[Items from a document page collection]
- Opening Delimiter -
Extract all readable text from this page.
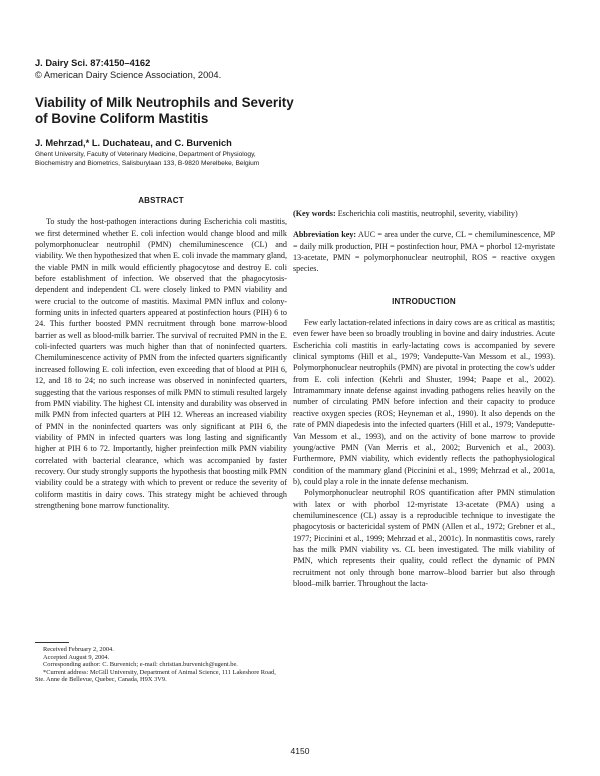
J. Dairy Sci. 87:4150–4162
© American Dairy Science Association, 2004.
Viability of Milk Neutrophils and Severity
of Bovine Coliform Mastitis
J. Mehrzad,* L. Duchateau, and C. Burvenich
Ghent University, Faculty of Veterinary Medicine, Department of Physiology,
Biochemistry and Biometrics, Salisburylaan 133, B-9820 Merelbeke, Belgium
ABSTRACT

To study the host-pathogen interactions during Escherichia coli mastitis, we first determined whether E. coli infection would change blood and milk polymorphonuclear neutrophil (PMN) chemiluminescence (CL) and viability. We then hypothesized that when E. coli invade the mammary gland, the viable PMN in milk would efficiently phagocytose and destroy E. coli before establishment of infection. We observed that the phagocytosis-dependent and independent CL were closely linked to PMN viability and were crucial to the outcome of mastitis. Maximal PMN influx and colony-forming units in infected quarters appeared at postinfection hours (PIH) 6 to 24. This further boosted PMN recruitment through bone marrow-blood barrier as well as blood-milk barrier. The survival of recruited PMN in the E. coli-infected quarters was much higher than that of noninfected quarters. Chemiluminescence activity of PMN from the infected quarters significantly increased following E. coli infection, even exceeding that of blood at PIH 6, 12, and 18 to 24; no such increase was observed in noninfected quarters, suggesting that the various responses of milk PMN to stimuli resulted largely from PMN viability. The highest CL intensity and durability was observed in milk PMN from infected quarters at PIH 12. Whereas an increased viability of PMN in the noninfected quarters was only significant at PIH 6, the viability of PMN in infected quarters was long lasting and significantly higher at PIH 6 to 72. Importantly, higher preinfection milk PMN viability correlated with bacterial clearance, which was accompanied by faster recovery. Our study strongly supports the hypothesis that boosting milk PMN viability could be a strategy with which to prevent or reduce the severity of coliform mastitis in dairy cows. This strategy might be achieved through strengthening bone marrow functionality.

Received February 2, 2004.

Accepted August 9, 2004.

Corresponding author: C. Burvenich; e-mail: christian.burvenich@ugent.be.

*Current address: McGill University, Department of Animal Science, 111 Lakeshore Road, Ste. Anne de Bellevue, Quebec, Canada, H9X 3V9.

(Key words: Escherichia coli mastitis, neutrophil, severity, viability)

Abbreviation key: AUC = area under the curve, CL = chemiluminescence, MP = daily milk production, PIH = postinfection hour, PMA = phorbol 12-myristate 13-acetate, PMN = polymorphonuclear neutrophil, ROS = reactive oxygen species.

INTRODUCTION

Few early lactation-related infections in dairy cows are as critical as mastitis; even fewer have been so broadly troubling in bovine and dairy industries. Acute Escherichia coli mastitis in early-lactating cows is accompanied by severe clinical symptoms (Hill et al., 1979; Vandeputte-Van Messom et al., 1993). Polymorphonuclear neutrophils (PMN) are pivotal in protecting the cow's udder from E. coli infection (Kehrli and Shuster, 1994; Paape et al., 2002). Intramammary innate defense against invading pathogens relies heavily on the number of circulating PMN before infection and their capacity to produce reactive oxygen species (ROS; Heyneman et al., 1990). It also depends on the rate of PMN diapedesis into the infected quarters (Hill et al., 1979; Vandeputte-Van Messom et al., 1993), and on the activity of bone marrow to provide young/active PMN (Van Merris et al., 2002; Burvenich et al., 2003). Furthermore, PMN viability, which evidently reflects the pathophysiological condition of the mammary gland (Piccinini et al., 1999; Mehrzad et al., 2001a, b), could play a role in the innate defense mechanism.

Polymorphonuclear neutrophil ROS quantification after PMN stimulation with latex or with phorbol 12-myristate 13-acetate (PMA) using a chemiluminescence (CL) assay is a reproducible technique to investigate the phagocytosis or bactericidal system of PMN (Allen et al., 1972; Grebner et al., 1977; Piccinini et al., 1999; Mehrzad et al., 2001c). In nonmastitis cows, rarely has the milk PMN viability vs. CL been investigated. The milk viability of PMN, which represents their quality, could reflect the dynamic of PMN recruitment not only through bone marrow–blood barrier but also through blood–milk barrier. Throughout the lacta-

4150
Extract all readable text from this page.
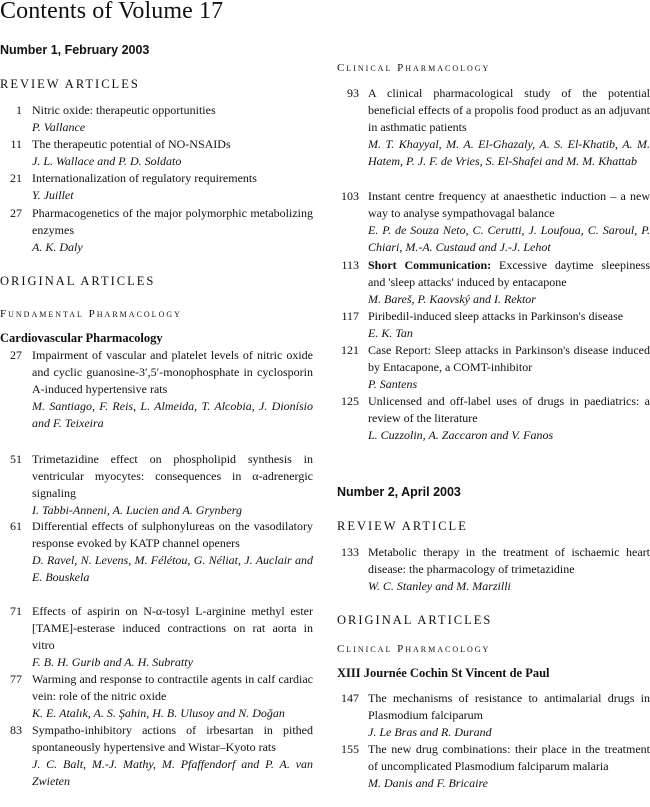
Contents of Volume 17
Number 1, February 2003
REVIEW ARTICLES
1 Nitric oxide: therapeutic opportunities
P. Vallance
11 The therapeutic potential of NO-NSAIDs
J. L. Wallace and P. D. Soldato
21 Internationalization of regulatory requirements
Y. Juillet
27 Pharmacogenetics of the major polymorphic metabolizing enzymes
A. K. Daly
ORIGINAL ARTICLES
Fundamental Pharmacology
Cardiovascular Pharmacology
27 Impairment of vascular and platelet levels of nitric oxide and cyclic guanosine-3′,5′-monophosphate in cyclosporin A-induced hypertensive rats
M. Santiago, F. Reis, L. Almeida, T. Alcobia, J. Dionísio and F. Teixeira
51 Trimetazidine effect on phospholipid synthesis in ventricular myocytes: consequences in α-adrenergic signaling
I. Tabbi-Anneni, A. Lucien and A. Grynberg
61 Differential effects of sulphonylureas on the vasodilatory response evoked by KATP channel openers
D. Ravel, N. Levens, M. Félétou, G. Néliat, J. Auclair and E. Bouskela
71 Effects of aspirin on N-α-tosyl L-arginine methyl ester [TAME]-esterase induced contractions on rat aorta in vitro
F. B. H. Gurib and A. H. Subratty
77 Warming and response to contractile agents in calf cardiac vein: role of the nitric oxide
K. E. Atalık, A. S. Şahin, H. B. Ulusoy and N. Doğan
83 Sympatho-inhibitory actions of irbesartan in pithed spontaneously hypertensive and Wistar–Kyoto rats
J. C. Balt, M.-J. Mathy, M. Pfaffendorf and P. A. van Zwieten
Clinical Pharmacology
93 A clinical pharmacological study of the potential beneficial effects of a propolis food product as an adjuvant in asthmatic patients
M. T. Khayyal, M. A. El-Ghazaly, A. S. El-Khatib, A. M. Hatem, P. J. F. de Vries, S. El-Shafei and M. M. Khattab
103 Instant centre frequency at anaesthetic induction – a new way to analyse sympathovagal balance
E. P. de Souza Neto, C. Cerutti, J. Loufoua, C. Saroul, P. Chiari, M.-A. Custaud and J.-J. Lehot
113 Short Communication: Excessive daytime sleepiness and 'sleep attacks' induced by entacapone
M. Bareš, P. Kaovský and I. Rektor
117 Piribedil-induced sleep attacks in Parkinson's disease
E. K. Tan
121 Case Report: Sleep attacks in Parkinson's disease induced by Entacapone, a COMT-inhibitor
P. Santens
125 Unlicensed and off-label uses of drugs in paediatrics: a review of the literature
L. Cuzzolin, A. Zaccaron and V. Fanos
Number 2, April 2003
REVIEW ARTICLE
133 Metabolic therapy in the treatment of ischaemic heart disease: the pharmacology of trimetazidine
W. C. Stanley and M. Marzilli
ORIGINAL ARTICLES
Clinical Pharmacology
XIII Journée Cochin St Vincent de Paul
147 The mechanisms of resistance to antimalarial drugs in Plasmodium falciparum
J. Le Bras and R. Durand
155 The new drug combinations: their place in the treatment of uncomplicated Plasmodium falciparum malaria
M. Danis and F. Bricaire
- Closing Delimiter -
> _TASK GOAL_
Check each line above for the word "falciparum", and copy the lines where it appears.

> _RESULT OF THIS TASK_
147 The mechanisms of resistance to antimalarial drugs in Plasmodium falciparum
155 The new drug combinations: their place in the treatment of uncomplicated Plasmodium falciparum malaria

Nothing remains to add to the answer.